[Items from a data source]
━━━━
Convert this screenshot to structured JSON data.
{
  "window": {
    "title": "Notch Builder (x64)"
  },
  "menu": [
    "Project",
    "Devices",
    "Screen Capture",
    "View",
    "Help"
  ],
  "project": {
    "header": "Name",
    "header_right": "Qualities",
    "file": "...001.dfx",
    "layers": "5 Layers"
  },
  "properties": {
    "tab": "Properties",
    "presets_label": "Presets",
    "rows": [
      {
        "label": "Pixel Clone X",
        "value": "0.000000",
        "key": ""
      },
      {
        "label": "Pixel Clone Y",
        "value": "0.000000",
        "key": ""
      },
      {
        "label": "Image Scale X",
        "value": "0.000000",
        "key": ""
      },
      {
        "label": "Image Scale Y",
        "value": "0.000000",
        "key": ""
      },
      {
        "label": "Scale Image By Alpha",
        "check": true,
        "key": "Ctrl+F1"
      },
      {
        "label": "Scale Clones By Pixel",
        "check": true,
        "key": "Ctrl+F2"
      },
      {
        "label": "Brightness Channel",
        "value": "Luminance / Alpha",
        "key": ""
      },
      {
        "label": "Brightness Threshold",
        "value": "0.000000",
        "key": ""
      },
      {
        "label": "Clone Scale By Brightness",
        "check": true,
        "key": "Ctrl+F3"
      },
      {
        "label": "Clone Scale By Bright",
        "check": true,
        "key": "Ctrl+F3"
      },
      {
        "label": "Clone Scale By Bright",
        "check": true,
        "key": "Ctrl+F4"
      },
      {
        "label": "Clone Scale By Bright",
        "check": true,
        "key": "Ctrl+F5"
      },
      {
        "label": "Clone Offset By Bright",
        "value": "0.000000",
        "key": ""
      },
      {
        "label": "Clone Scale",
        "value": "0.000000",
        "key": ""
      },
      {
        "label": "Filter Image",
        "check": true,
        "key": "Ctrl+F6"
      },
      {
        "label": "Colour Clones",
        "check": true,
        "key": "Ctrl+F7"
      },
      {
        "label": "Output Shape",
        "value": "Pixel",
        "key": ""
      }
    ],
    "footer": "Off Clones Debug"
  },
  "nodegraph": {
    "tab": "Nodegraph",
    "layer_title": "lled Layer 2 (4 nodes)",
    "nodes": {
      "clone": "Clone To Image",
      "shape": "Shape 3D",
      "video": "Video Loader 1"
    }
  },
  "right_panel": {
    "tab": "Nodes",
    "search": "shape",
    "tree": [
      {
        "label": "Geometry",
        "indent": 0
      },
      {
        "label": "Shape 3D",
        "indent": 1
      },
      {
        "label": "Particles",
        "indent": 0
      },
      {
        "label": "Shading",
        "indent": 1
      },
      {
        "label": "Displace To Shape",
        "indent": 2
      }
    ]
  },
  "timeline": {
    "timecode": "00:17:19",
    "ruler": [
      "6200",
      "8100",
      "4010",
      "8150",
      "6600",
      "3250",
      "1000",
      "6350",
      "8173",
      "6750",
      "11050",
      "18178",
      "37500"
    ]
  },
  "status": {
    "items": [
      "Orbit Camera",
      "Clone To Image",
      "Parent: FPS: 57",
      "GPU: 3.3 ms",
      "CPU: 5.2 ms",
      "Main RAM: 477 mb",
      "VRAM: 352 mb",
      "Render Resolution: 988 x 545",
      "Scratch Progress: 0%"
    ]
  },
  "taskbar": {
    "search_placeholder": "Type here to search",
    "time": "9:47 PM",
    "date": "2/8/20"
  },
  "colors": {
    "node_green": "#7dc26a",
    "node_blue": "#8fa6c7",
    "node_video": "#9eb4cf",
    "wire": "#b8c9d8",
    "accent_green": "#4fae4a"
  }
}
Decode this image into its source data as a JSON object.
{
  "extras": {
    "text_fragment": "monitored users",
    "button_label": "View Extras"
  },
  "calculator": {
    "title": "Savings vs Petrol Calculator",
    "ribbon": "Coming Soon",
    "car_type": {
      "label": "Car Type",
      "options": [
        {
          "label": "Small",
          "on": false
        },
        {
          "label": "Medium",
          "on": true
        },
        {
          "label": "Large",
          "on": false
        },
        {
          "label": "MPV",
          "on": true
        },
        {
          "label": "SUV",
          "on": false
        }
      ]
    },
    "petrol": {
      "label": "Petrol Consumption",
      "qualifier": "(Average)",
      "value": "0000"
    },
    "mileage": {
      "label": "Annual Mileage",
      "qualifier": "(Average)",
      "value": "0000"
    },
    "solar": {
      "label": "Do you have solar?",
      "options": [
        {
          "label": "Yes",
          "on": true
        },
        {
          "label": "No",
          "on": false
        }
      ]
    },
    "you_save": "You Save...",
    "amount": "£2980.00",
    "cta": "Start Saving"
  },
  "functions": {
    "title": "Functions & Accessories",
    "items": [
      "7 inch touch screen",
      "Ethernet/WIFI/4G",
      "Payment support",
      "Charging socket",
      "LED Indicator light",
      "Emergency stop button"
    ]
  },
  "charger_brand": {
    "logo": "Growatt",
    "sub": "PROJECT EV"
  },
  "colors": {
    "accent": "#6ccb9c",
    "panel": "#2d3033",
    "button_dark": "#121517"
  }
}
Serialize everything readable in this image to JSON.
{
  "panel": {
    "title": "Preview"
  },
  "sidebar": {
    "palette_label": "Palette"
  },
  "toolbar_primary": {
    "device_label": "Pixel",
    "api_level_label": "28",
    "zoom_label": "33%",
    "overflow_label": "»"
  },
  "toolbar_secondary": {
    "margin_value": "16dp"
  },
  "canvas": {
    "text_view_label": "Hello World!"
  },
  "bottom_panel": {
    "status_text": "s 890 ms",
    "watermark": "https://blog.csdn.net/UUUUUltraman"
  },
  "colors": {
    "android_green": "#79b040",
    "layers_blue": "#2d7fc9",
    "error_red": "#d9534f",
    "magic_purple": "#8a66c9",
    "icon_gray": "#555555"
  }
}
━━━━
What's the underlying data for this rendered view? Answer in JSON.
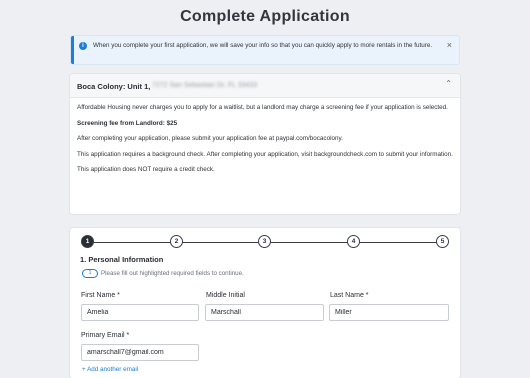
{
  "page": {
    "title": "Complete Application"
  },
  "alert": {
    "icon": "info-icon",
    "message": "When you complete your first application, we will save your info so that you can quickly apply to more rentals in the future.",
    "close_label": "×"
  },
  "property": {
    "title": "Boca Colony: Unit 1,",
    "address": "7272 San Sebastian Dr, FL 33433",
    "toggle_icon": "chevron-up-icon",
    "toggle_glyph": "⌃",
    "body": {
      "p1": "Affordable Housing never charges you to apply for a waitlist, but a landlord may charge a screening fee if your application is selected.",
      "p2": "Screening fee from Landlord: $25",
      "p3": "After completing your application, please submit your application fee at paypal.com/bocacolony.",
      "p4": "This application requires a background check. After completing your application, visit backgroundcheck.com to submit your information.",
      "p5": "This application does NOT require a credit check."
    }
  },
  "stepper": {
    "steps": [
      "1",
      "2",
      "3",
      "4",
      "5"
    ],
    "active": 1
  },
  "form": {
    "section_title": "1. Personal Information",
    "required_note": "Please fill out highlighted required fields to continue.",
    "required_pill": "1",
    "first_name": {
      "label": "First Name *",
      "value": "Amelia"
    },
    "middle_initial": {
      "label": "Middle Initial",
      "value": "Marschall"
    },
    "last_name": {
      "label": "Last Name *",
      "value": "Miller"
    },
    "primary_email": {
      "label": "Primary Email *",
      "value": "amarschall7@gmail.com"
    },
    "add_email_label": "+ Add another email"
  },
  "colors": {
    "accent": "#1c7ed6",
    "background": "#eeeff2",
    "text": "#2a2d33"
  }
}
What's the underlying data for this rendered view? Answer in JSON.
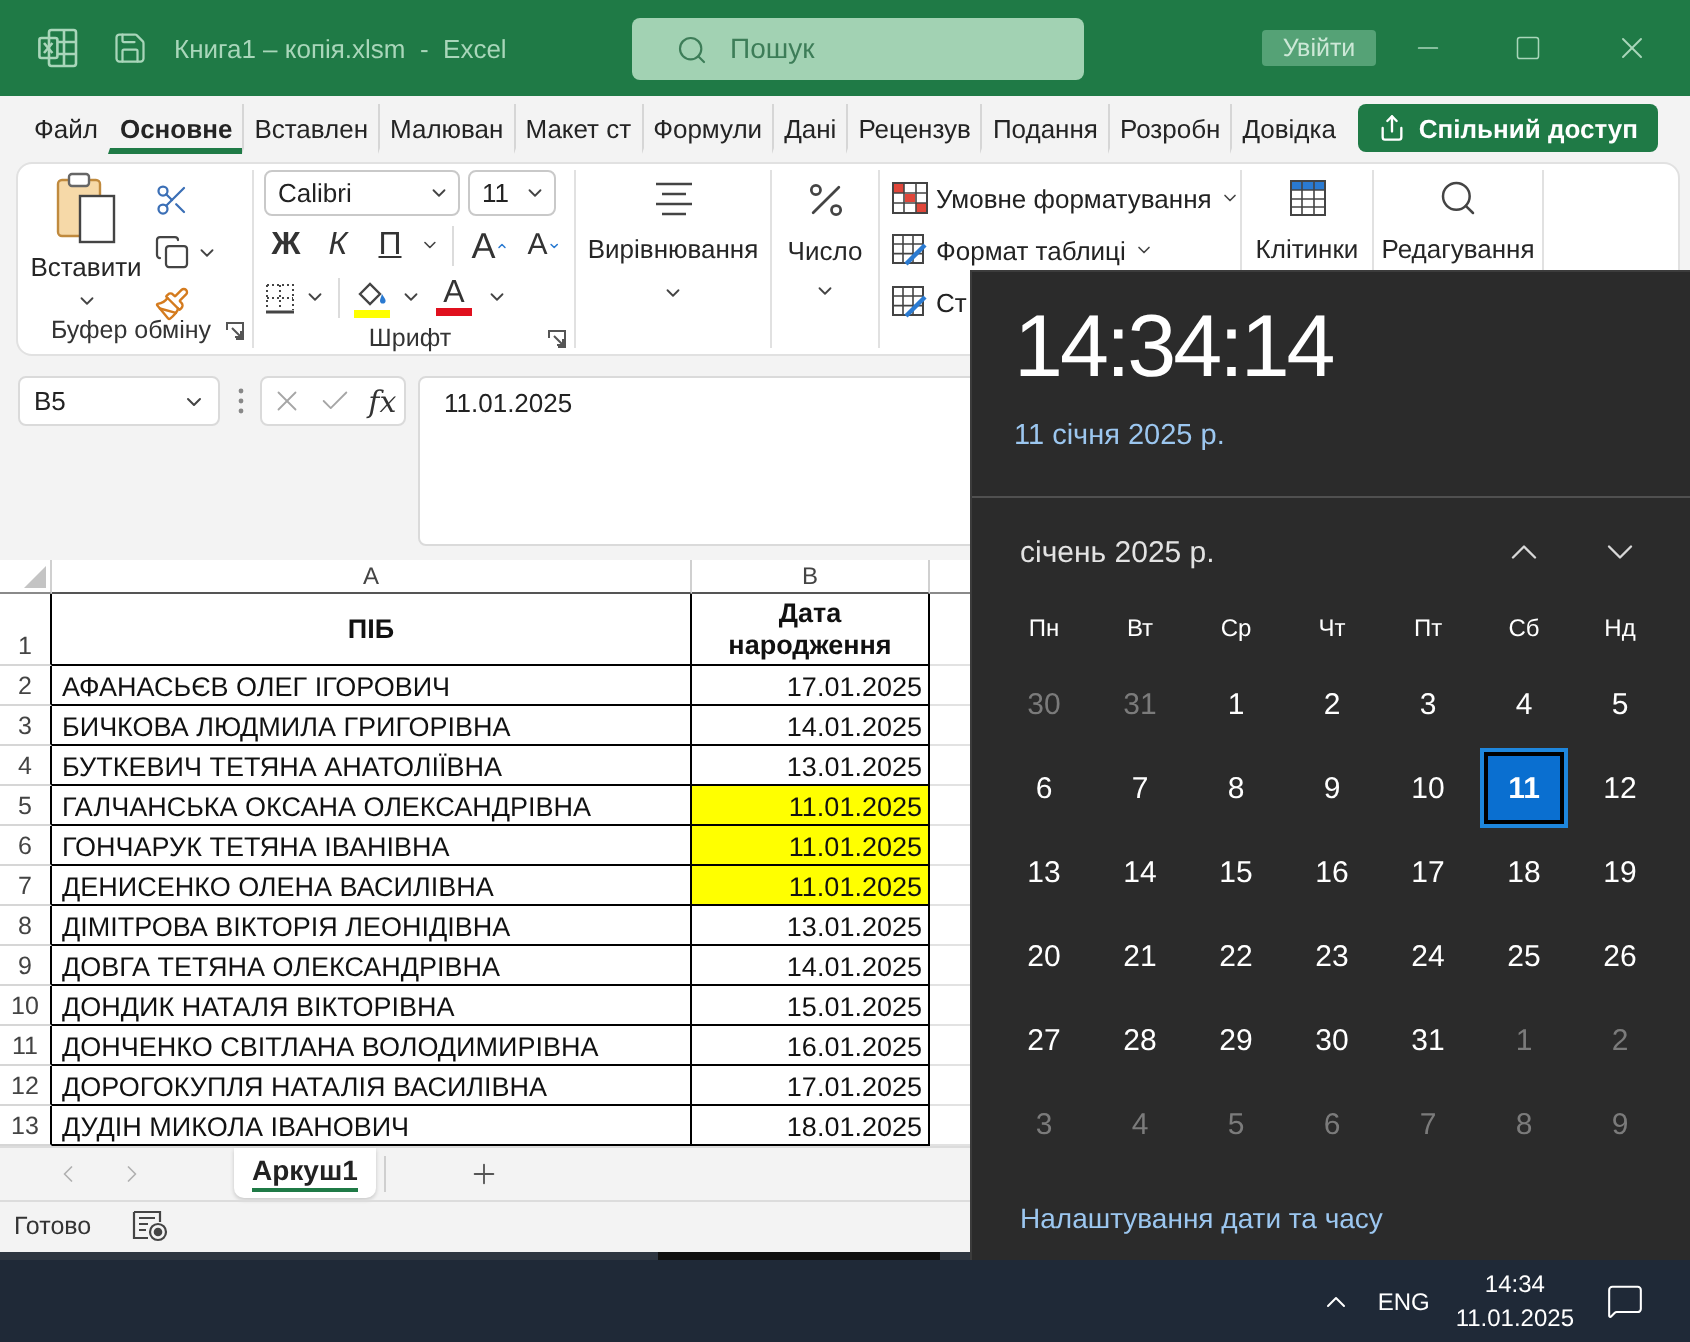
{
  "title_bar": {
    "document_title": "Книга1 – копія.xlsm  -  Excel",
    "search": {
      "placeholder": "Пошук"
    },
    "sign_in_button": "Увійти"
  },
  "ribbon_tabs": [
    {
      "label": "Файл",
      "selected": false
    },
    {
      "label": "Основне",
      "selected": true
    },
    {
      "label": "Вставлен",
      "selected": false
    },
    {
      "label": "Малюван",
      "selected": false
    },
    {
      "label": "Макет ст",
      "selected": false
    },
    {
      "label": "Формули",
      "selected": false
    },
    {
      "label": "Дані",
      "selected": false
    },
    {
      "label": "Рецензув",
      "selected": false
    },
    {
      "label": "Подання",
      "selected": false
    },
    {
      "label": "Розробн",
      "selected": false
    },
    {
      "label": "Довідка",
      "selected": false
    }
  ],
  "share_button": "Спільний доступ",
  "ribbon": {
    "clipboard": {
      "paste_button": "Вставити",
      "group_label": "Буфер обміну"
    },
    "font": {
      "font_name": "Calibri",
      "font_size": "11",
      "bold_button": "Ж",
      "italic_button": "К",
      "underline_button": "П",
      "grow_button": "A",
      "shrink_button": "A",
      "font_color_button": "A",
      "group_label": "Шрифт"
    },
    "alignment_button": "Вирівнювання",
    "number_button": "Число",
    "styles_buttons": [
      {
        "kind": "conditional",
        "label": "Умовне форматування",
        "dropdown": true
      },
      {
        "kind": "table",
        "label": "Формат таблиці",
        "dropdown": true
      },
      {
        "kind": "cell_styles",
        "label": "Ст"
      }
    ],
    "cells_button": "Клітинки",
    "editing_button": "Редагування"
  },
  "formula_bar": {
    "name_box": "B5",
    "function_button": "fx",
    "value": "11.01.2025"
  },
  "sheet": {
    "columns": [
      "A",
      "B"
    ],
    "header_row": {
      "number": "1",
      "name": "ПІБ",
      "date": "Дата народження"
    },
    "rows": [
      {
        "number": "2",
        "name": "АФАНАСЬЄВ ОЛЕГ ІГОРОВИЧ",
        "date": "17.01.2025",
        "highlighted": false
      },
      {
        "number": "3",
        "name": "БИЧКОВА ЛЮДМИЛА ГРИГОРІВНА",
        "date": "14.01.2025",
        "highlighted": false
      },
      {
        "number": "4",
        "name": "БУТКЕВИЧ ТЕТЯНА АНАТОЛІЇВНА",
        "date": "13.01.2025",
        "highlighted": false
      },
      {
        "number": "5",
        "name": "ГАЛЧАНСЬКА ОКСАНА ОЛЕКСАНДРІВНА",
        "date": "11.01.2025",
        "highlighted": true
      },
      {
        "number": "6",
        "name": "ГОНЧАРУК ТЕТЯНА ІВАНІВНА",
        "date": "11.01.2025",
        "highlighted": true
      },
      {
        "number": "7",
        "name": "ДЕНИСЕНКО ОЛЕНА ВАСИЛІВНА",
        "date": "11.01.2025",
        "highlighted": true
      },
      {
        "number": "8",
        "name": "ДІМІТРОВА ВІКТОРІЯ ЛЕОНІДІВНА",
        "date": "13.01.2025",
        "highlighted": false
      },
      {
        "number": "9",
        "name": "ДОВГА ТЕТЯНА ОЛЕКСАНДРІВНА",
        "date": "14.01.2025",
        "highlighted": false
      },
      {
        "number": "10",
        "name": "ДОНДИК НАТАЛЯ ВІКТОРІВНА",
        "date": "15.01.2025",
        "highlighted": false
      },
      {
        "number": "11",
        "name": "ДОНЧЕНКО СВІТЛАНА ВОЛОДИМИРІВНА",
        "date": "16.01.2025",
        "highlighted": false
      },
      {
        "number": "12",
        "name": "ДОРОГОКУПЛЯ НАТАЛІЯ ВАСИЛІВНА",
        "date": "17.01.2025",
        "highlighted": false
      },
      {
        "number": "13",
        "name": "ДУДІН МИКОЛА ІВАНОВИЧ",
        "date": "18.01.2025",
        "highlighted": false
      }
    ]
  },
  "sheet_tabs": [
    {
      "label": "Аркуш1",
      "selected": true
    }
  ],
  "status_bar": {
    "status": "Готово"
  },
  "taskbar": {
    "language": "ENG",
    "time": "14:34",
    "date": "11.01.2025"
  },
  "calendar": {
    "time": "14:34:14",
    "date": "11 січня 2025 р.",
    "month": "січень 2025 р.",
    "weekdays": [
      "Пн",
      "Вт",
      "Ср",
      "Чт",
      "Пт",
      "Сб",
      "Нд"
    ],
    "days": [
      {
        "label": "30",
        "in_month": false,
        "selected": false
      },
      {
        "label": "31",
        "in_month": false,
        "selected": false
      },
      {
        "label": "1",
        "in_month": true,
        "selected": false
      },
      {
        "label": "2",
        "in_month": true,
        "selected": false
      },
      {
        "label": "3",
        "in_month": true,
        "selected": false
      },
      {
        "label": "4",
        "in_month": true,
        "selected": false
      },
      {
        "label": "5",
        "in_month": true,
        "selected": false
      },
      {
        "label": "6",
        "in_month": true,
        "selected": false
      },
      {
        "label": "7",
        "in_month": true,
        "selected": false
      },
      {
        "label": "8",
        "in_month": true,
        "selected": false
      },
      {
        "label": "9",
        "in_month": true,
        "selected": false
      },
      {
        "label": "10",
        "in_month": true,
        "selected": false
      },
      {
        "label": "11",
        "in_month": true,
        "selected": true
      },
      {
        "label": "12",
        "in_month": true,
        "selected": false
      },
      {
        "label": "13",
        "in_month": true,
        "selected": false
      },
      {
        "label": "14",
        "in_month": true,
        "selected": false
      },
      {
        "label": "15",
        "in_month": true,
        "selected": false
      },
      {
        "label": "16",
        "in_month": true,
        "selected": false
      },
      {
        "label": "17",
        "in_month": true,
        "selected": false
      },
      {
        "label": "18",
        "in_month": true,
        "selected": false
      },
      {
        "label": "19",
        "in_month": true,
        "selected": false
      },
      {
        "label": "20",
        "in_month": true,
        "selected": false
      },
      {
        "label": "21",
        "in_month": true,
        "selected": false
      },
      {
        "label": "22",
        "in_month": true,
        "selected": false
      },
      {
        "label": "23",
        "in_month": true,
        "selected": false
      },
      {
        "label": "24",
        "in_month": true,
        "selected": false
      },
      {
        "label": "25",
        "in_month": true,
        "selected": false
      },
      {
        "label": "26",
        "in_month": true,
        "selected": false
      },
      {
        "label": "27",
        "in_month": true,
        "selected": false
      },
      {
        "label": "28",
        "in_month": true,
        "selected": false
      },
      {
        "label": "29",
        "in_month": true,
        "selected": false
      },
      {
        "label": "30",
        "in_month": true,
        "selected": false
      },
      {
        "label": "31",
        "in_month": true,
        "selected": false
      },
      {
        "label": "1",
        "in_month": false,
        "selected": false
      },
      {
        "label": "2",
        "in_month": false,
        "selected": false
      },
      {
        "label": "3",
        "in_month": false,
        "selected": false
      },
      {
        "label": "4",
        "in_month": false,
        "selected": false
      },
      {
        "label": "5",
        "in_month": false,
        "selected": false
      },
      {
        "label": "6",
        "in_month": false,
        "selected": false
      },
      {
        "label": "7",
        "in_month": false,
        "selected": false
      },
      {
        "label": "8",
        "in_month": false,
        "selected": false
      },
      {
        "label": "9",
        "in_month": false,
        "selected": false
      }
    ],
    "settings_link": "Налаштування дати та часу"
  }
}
━━━━
Report how many lines in the records hold the word "Alpha", giving the number and nothing else.

### [Answer in full]
2